_Written exercise:_ Quote all of the data that follows exactly as written, skipping the images.

Entries from a visual dataset
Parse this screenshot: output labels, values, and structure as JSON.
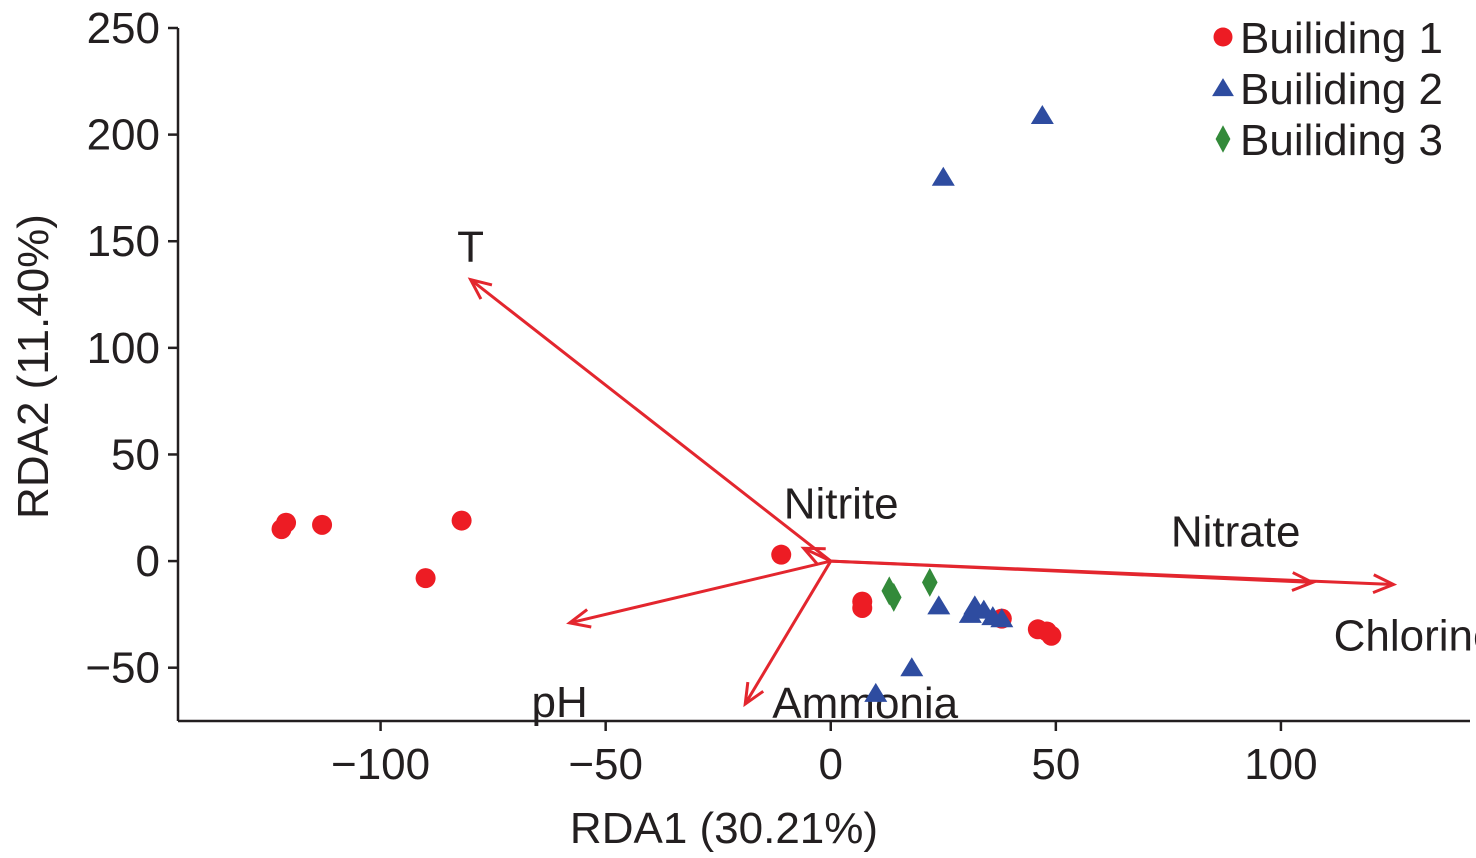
{
  "chart_data": {
    "type": "scatter",
    "xlabel": "RDA1 (30.21%)",
    "ylabel": "RDA2 (11.40%)",
    "xlim": [
      -145,
      142
    ],
    "ylim": [
      -75,
      250
    ],
    "xticks": [
      -100,
      -50,
      0,
      50,
      100
    ],
    "yticks": [
      -50,
      0,
      50,
      100,
      150,
      200,
      250
    ],
    "xtick_labels": [
      "−100",
      "−50",
      "0",
      "50",
      "100"
    ],
    "ytick_labels": [
      "−50",
      "0",
      "50",
      "100",
      "150",
      "200",
      "250"
    ],
    "grid": false,
    "legend_position": "top-right",
    "series": [
      {
        "name": "Builiding 1",
        "marker": "circle",
        "color": "#ed1c24",
        "points": [
          [
            -121,
            18
          ],
          [
            -122,
            15
          ],
          [
            -113,
            17
          ],
          [
            -82,
            19
          ],
          [
            -90,
            -8
          ],
          [
            -11,
            3
          ],
          [
            7,
            -19
          ],
          [
            7,
            -22
          ],
          [
            46,
            -32
          ],
          [
            48,
            -33
          ],
          [
            49,
            -35
          ],
          [
            38,
            -27
          ]
        ]
      },
      {
        "name": "Builiding 2",
        "marker": "triangle",
        "color": "#2e4ca0",
        "points": [
          [
            47,
            209
          ],
          [
            25,
            180
          ],
          [
            24,
            -21
          ],
          [
            32,
            -21
          ],
          [
            34,
            -23
          ],
          [
            31,
            -25
          ],
          [
            36,
            -26
          ],
          [
            38,
            -27
          ],
          [
            18,
            -50
          ],
          [
            10,
            -62
          ]
        ]
      },
      {
        "name": "Builiding 3",
        "marker": "diamond",
        "color": "#338a3a",
        "points": [
          [
            22,
            -10
          ],
          [
            13,
            -14
          ],
          [
            14,
            -17
          ]
        ]
      }
    ],
    "vectors": {
      "color": "#e3262e",
      "origin": [
        0,
        0
      ],
      "items": [
        {
          "name": "T",
          "x": -80,
          "y": 132
        },
        {
          "name": "Nitrite",
          "x": -6,
          "y": 6
        },
        {
          "name": "Nitrate",
          "x": 107,
          "y": -10
        },
        {
          "name": "Chlorine",
          "x": 125,
          "y": -11
        },
        {
          "name": "pH",
          "x": -58,
          "y": -29
        },
        {
          "name": "Ammonia",
          "x": -19,
          "y": -67
        }
      ]
    }
  }
}
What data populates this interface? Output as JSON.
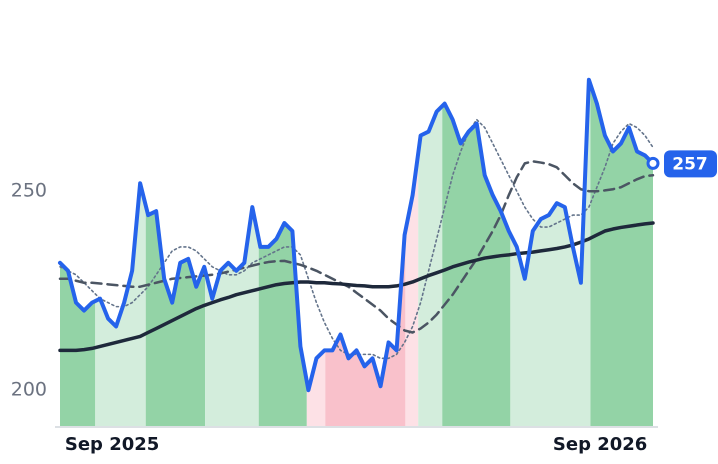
{
  "chart_data": {
    "type": "line",
    "xlim": [
      0,
      74
    ],
    "ylim": [
      191,
      288
    ],
    "yticks": [
      200,
      250
    ],
    "xticks": [
      {
        "value": 6.5,
        "label": "Sep 2025"
      },
      {
        "value": 67.4,
        "label": "Sep 2026"
      }
    ],
    "shading": [
      {
        "from": 0,
        "to": 4.4,
        "color": "#93d3a6"
      },
      {
        "from": 4.4,
        "to": 10.7,
        "color": "#d3eddc"
      },
      {
        "from": 10.7,
        "to": 18.1,
        "color": "#93d3a6"
      },
      {
        "from": 18.1,
        "to": 24.8,
        "color": "#d3eddc"
      },
      {
        "from": 24.8,
        "to": 30.8,
        "color": "#93d3a6"
      },
      {
        "from": 30.8,
        "to": 33.1,
        "color": "#fde1e6"
      },
      {
        "from": 33.1,
        "to": 43.1,
        "color": "#f9c1cb"
      },
      {
        "from": 43.1,
        "to": 44.7,
        "color": "#fde1e6"
      },
      {
        "from": 44.7,
        "to": 47.7,
        "color": "#d3eddc"
      },
      {
        "from": 47.7,
        "to": 56.2,
        "color": "#93d3a6"
      },
      {
        "from": 56.2,
        "to": 66.2,
        "color": "#d3eddc"
      },
      {
        "from": 66.2,
        "to": 74,
        "color": "#93d3a6"
      }
    ],
    "series": [
      {
        "color": "#2563eb",
        "width": 4,
        "dash": "none",
        "values": [
          232,
          230,
          222,
          220,
          222,
          223,
          218,
          216,
          222,
          230,
          252,
          244,
          245,
          228,
          222,
          232,
          233,
          226,
          231,
          223,
          230,
          232,
          230,
          232,
          246,
          236,
          236,
          238,
          242,
          240,
          211,
          200,
          208,
          210,
          210,
          214,
          208,
          210,
          206,
          208,
          201,
          212,
          210,
          239,
          249,
          264,
          265,
          270,
          272,
          268,
          262,
          265,
          267,
          254,
          249,
          245,
          240,
          236,
          228,
          240,
          243,
          244,
          247,
          246,
          236,
          227,
          278,
          272,
          264,
          260,
          262,
          266,
          260,
          259,
          257
        ]
      },
      {
        "color": "#1e293b",
        "width": 3.5,
        "dash": "none",
        "values": [
          210,
          210,
          210,
          210.2,
          210.5,
          211,
          211.5,
          212,
          212.5,
          213,
          213.5,
          214.5,
          215.5,
          216.5,
          217.5,
          218.5,
          219.5,
          220.5,
          221.3,
          222,
          222.7,
          223.3,
          224,
          224.5,
          225,
          225.5,
          226,
          226.5,
          226.8,
          227,
          227.2,
          227.2,
          227,
          227,
          226.8,
          226.7,
          226.5,
          226.3,
          226.2,
          226,
          226,
          226,
          226.2,
          226.6,
          227.2,
          228,
          228.8,
          229.5,
          230.2,
          231,
          231.6,
          232.2,
          232.7,
          233.2,
          233.5,
          233.8,
          234,
          234.3,
          234.5,
          234.7,
          235,
          235.3,
          235.6,
          236,
          236.5,
          237.2,
          238,
          239,
          240,
          240.5,
          240.9,
          241.2,
          241.5,
          241.8,
          242
        ]
      },
      {
        "color": "#4b5563",
        "width": 2.5,
        "dash": "10 6",
        "values": [
          228,
          228,
          227.5,
          227,
          227,
          226.8,
          226.6,
          226.4,
          226.2,
          226,
          226,
          226.5,
          227,
          227.5,
          228,
          228.2,
          228.4,
          228.6,
          228.8,
          229,
          229.3,
          229.8,
          230.3,
          230.8,
          231.3,
          231.8,
          232.2,
          232.4,
          232.5,
          232,
          231.5,
          230.8,
          230,
          229,
          228,
          227,
          226,
          224.5,
          223,
          221.5,
          220,
          218,
          216.5,
          215,
          214.5,
          215.5,
          217,
          219,
          221.5,
          224,
          227,
          230,
          233,
          236.5,
          240,
          244,
          249,
          253.5,
          257,
          257.5,
          257.2,
          256.8,
          256,
          254,
          252,
          250.5,
          250,
          250,
          250.2,
          250.5,
          251,
          252,
          253,
          253.8,
          254
        ]
      },
      {
        "color": "#64748b",
        "width": 1.6,
        "dash": "2 3",
        "values": [
          231,
          230,
          229,
          227,
          225,
          223,
          222,
          221,
          221,
          222,
          224,
          226,
          229,
          232,
          235,
          236,
          236,
          235,
          233,
          231,
          230,
          229,
          229,
          230,
          232,
          233,
          234,
          235,
          236,
          236,
          234,
          228,
          222,
          217,
          213,
          210,
          209,
          209,
          209,
          209,
          208,
          208,
          209,
          212,
          216,
          222,
          230,
          238,
          246,
          254,
          260,
          265,
          268,
          266,
          262,
          258,
          254,
          250,
          246,
          243,
          241,
          241,
          242,
          243,
          244,
          244,
          246,
          251,
          256,
          262,
          265,
          267,
          266,
          264,
          261
        ]
      }
    ]
  }
}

_Exercise result:_
Parse this screenshot: output labels, values, and structure as JSON.
{
  "chart_data": {
    "type": "scatter",
    "xlabel": "RDA1 (30.21%)",
    "ylabel": "RDA2 (11.40%)",
    "xlim": [
      -145,
      142
    ],
    "ylim": [
      -75,
      250
    ],
    "xticks": [
      -100,
      -50,
      0,
      50,
      100
    ],
    "yticks": [
      -50,
      0,
      50,
      100,
      150,
      200,
      250
    ],
    "xtick_labels": [
      "−100",
      "−50",
      "0",
      "50",
      "100"
    ],
    "ytick_labels": [
      "−50",
      "0",
      "50",
      "100",
      "150",
      "200",
      "250"
    ],
    "grid": false,
    "legend_position": "top-right",
    "series": [
      {
        "name": "Builiding 1",
        "marker": "circle",
        "color": "#ed1c24",
        "points": [
          [
            -121,
            18
          ],
          [
            -122,
            15
          ],
          [
            -113,
            17
          ],
          [
            -82,
            19
          ],
          [
            -90,
            -8
          ],
          [
            -11,
            3
          ],
          [
            7,
            -19
          ],
          [
            7,
            -22
          ],
          [
            46,
            -32
          ],
          [
            48,
            -33
          ],
          [
            49,
            -35
          ],
          [
            38,
            -27
          ]
        ]
      },
      {
        "name": "Builiding 2",
        "marker": "triangle",
        "color": "#2e4ca0",
        "points": [
          [
            47,
            209
          ],
          [
            25,
            180
          ],
          [
            24,
            -21
          ],
          [
            32,
            -21
          ],
          [
            34,
            -23
          ],
          [
            31,
            -25
          ],
          [
            36,
            -26
          ],
          [
            38,
            -27
          ],
          [
            18,
            -50
          ],
          [
            10,
            -62
          ]
        ]
      },
      {
        "name": "Builiding 3",
        "marker": "diamond",
        "color": "#338a3a",
        "points": [
          [
            22,
            -10
          ],
          [
            13,
            -14
          ],
          [
            14,
            -17
          ]
        ]
      }
    ],
    "vectors": {
      "color": "#e3262e",
      "origin": [
        0,
        0
      ],
      "items": [
        {
          "name": "T",
          "x": -80,
          "y": 132
        },
        {
          "name": "Nitrite",
          "x": -6,
          "y": 6
        },
        {
          "name": "Nitrate",
          "x": 107,
          "y": -10
        },
        {
          "name": "Chlorine",
          "x": 125,
          "y": -11
        },
        {
          "name": "pH",
          "x": -58,
          "y": -29
        },
        {
          "name": "Ammonia",
          "x": -19,
          "y": -67
        }
      ]
    }
  }
}
What data populates this interface? Output as JSON.
{
  "chart_data": {
    "type": "line",
    "xlim": [
      0,
      74
    ],
    "ylim": [
      191,
      288
    ],
    "yticks": [
      200,
      250
    ],
    "xticks": [
      {
        "value": 6.5,
        "label": "Sep 2025"
      },
      {
        "value": 67.4,
        "label": "Sep 2026"
      }
    ],
    "shading": [
      {
        "from": 0,
        "to": 4.4,
        "color": "#93d3a6"
      },
      {
        "from": 4.4,
        "to": 10.7,
        "color": "#d3eddc"
      },
      {
        "from": 10.7,
        "to": 18.1,
        "color": "#93d3a6"
      },
      {
        "from": 18.1,
        "to": 24.8,
        "color": "#d3eddc"
      },
      {
        "from": 24.8,
        "to": 30.8,
        "color": "#93d3a6"
      },
      {
        "from": 30.8,
        "to": 33.1,
        "color": "#fde1e6"
      },
      {
        "from": 33.1,
        "to": 43.1,
        "color": "#f9c1cb"
      },
      {
        "from": 43.1,
        "to": 44.7,
        "color": "#fde1e6"
      },
      {
        "from": 44.7,
        "to": 47.7,
        "color": "#d3eddc"
      },
      {
        "from": 47.7,
        "to": 56.2,
        "color": "#93d3a6"
      },
      {
        "from": 56.2,
        "to": 66.2,
        "color": "#d3eddc"
      },
      {
        "from": 66.2,
        "to": 74,
        "color": "#93d3a6"
      }
    ],
    "series": [
      {
        "color": "#2563eb",
        "width": 4,
        "dash": "none",
        "values": [
          232,
          230,
          222,
          220,
          222,
          223,
          218,
          216,
          222,
          230,
          252,
          244,
          245,
          228,
          222,
          232,
          233,
          226,
          231,
          223,
          230,
          232,
          230,
          232,
          246,
          236,
          236,
          238,
          242,
          240,
          211,
          200,
          208,
          210,
          210,
          214,
          208,
          210,
          206,
          208,
          201,
          212,
          210,
          239,
          249,
          264,
          265,
          270,
          272,
          268,
          262,
          265,
          267,
          254,
          249,
          245,
          240,
          236,
          228,
          240,
          243,
          244,
          247,
          246,
          236,
          227,
          278,
          272,
          264,
          260,
          262,
          266,
          260,
          259,
          257
        ]
      },
      {
        "color": "#1e293b",
        "width": 3.5,
        "dash": "none",
        "values": [
          210,
          210,
          210,
          210.2,
          210.5,
          211,
          211.5,
          212,
          212.5,
          213,
          213.5,
          214.5,
          215.5,
          216.5,
          217.5,
          218.5,
          219.5,
          220.5,
          221.3,
          222,
          222.7,
          223.3,
          224,
          224.5,
          225,
          225.5,
          226,
          226.5,
          226.8,
          227,
          227.2,
          227.2,
          227,
          227,
          226.8,
          226.7,
          226.5,
          226.3,
          226.2,
          226,
          226,
          226,
          226.2,
          226.6,
          227.2,
          228,
          228.8,
          229.5,
          230.2,
          231,
          231.6,
          232.2,
          232.7,
          233.2,
          233.5,
          233.8,
          234,
          234.3,
          234.5,
          234.7,
          235,
          235.3,
          235.6,
          236,
          236.5,
          237.2,
          238,
          239,
          240,
          240.5,
          240.9,
          241.2,
          241.5,
          241.8,
          242
        ]
      },
      {
        "color": "#4b5563",
        "width": 2.5,
        "dash": "10 6",
        "values": [
          228,
          228,
          227.5,
          227,
          227,
          226.8,
          226.6,
          226.4,
          226.2,
          226,
          226,
          226.5,
          227,
          227.5,
          228,
          228.2,
          228.4,
          228.6,
          228.8,
          229,
          229.3,
          229.8,
          230.3,
          230.8,
          231.3,
          231.8,
          232.2,
          232.4,
          232.5,
          232,
          231.5,
          230.8,
          230,
          229,
          228,
          227,
          226,
          224.5,
          223,
          221.5,
          220,
          218,
          216.5,
          215,
          214.5,
          215.5,
          217,
          219,
          221.5,
          224,
          227,
          230,
          233,
          236.5,
          240,
          244,
          249,
          253.5,
          257,
          257.5,
          257.2,
          256.8,
          256,
          254,
          252,
          250.5,
          250,
          250,
          250.2,
          250.5,
          251,
          252,
          253,
          253.8,
          254
        ]
      },
      {
        "color": "#64748b",
        "width": 1.6,
        "dash": "2 3",
        "values": [
          231,
          230,
          229,
          227,
          225,
          223,
          222,
          221,
          221,
          222,
          224,
          226,
          229,
          232,
          235,
          236,
          236,
          235,
          233,
          231,
          230,
          229,
          229,
          230,
          232,
          233,
          234,
          235,
          236,
          236,
          234,
          228,
          222,
          217,
          213,
          210,
          209,
          209,
          209,
          209,
          208,
          208,
          209,
          212,
          216,
          222,
          230,
          238,
          246,
          254,
          260,
          265,
          268,
          266,
          262,
          258,
          254,
          250,
          246,
          243,
          241,
          241,
          242,
          243,
          244,
          244,
          246,
          251,
          256,
          262,
          265,
          267,
          266,
          264,
          261
        ]
      }
    ]
  }
}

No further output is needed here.